### Aim of the task
The records are set out below this line. Return exactly the lines from the one containing "Give me a plain-text" through the last, and exclude the pictures.

--- start of Raw data ---

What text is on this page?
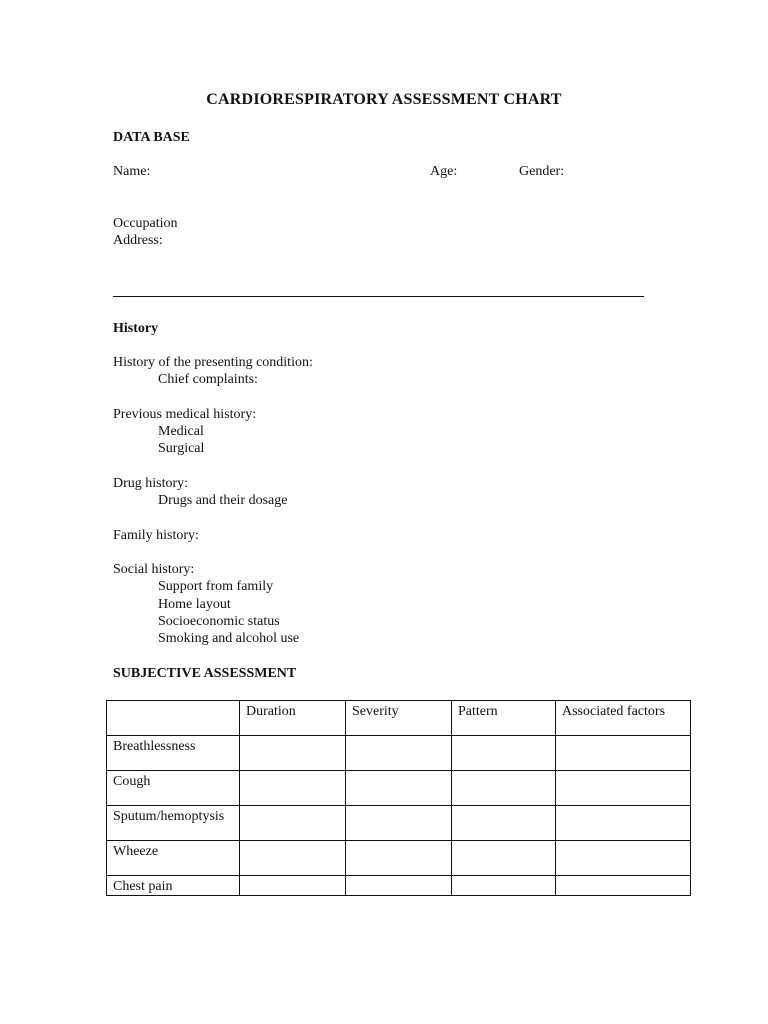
CARDIORESPIRATORY ASSESSMENT CHART
DATA BASE
Name:	Age:	Gender:
Occupation
Address:
History
History of the presenting condition:
Chief complaints:
Previous medical history:
Medical
Surgical
Drug history:
Drugs and their dosage
Family history:
Social history:
Support from family
Home layout
Socioeconomic status
Smoking and alcohol use
SUBJECTIVE ASSESSMENT
	Duration	Severity	Pattern	Associated factors
Breathlessness				
Cough				
Sputum/hemoptysis				
Wheeze				
Chest pain				
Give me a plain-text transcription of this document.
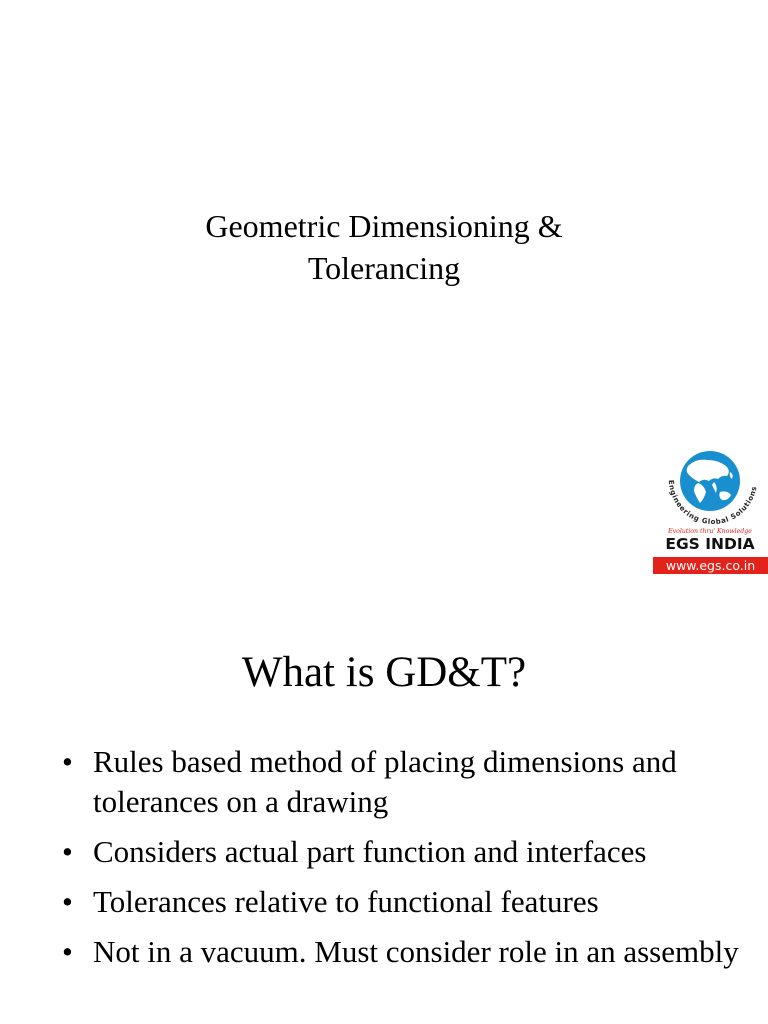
Geometric Dimensioning &
Tolerancing
Engineering Global Solutions
Evolution thru' Knowledge
EGS INDIA
www.egs.co.in
What is GD&T?
• Rules based method of placing dimensions and tolerances on a drawing
• Considers actual part function and interfaces
• Tolerances relative to functional features
• Not in a vacuum. Must consider role in an assembly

--- end of Raw data ---

### Solved exercise
Give me a plain-text transcription of this document.
Geometric Dimensioning &
Tolerancing
Engineering Global Solutions
Evolution thru' Knowledge
EGS INDIA
www.egs.co.in
What is GD&T?
• Rules based method of placing dimensions and tolerances on a drawing
• Considers actual part function and interfaces
• Tolerances relative to functional features
• Not in a vacuum. Must consider role in an assembly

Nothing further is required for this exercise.